Aim of the task: Write the data out again, exactly as given.

Input for this task:
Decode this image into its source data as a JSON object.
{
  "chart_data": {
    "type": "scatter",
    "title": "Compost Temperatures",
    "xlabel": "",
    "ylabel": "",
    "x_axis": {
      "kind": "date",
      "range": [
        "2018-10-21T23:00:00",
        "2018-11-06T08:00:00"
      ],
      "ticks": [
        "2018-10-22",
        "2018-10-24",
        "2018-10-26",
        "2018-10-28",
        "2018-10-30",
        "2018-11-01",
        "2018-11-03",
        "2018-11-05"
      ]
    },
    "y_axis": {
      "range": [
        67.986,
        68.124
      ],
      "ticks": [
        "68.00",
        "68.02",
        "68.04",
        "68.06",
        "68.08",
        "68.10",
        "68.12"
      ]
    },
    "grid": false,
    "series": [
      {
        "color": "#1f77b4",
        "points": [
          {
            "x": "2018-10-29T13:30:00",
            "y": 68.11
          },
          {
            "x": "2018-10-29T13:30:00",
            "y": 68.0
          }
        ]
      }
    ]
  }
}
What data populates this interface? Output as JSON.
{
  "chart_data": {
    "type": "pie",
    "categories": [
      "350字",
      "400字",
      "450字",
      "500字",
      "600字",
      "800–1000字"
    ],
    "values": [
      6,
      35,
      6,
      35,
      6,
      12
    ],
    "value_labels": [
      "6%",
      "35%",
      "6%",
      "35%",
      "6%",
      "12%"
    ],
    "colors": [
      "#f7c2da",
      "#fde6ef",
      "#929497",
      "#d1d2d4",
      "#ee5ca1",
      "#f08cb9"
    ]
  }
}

Finished answer:
Decode this image into its source data as a JSON object.
{
  "chart_data": {
    "type": "scatter",
    "title": "Compost Temperatures",
    "xlabel": "",
    "ylabel": "",
    "x_axis": {
      "kind": "date",
      "range": [
        "2018-10-21T23:00:00",
        "2018-11-06T08:00:00"
      ],
      "ticks": [
        "2018-10-22",
        "2018-10-24",
        "2018-10-26",
        "2018-10-28",
        "2018-10-30",
        "2018-11-01",
        "2018-11-03",
        "2018-11-05"
      ]
    },
    "y_axis": {
      "range": [
        67.986,
        68.124
      ],
      "ticks": [
        "68.00",
        "68.02",
        "68.04",
        "68.06",
        "68.08",
        "68.10",
        "68.12"
      ]
    },
    "grid": false,
    "series": [
      {
        "color": "#1f77b4",
        "points": [
          {
            "x": "2018-10-29T13:30:00",
            "y": 68.11
          },
          {
            "x": "2018-10-29T13:30:00",
            "y": 68.0
          }
        ]
      }
    ]
  }
}
What data populates this interface? Output as JSON.
{
  "chart_data": {
    "type": "pie",
    "categories": [
      "350字",
      "400字",
      "450字",
      "500字",
      "600字",
      "800–1000字"
    ],
    "values": [
      6,
      35,
      6,
      35,
      6,
      12
    ],
    "value_labels": [
      "6%",
      "35%",
      "6%",
      "35%",
      "6%",
      "12%"
    ],
    "colors": [
      "#f7c2da",
      "#fde6ef",
      "#929497",
      "#d1d2d4",
      "#ee5ca1",
      "#f08cb9"
    ]
  }
}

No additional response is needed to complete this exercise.